▶ [Exercise task]: Present the data once more in exactly its original form.

====== Records for this exercise ======

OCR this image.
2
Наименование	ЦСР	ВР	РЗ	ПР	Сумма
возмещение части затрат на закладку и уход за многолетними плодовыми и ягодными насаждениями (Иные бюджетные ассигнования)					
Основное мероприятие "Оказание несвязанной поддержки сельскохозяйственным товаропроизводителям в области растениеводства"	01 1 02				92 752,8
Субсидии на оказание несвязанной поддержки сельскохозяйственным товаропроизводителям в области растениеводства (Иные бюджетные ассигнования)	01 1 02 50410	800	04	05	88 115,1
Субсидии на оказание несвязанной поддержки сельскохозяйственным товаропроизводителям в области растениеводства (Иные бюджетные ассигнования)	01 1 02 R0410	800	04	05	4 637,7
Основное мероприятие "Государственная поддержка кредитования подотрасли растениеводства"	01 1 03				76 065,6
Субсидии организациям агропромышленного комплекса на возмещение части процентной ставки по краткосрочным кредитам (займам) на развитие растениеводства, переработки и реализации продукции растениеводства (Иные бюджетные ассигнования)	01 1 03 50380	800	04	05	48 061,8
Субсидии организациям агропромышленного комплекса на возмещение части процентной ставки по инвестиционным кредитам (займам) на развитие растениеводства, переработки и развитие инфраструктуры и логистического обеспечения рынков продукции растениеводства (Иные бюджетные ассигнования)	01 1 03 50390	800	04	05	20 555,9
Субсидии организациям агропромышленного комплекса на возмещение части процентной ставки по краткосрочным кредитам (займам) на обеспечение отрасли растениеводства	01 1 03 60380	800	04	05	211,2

======

▶ [Correct answer]:
OCR this image.
2
Наименование	ЦСР	ВР	РЗ	ПР	Сумма
возмещение части затрат на закладку и уход за многолетними плодовыми и ягодными насаждениями (Иные бюджетные ассигнования)					
Основное мероприятие "Оказание несвязанной поддержки сельскохозяйственным товаропроизводителям в области растениеводства"	01 1 02				92 752,8
Субсидии на оказание несвязанной поддержки сельскохозяйственным товаропроизводителям в области растениеводства (Иные бюджетные ассигнования)	01 1 02 50410	800	04	05	88 115,1
Субсидии на оказание несвязанной поддержки сельскохозяйственным товаропроизводителям в области растениеводства (Иные бюджетные ассигнования)	01 1 02 R0410	800	04	05	4 637,7
Основное мероприятие "Государственная поддержка кредитования подотрасли растениеводства"	01 1 03				76 065,6
Субсидии организациям агропромышленного комплекса на возмещение части процентной ставки по краткосрочным кредитам (займам) на развитие растениеводства, переработки и реализации продукции растениеводства (Иные бюджетные ассигнования)	01 1 03 50380	800	04	05	48 061,8
Субсидии организациям агропромышленного комплекса на возмещение части процентной ставки по инвестиционным кредитам (займам) на развитие растениеводства, переработки и развитие инфраструктуры и логистического обеспечения рынков продукции растениеводства (Иные бюджетные ассигнования)	01 1 03 50390	800	04	05	20 555,9
Субсидии организациям агропромышленного комплекса на возмещение части процентной ставки по краткосрочным кредитам (займам) на обеспечение отрасли растениеводства	01 1 03 60380	800	04	05	211,2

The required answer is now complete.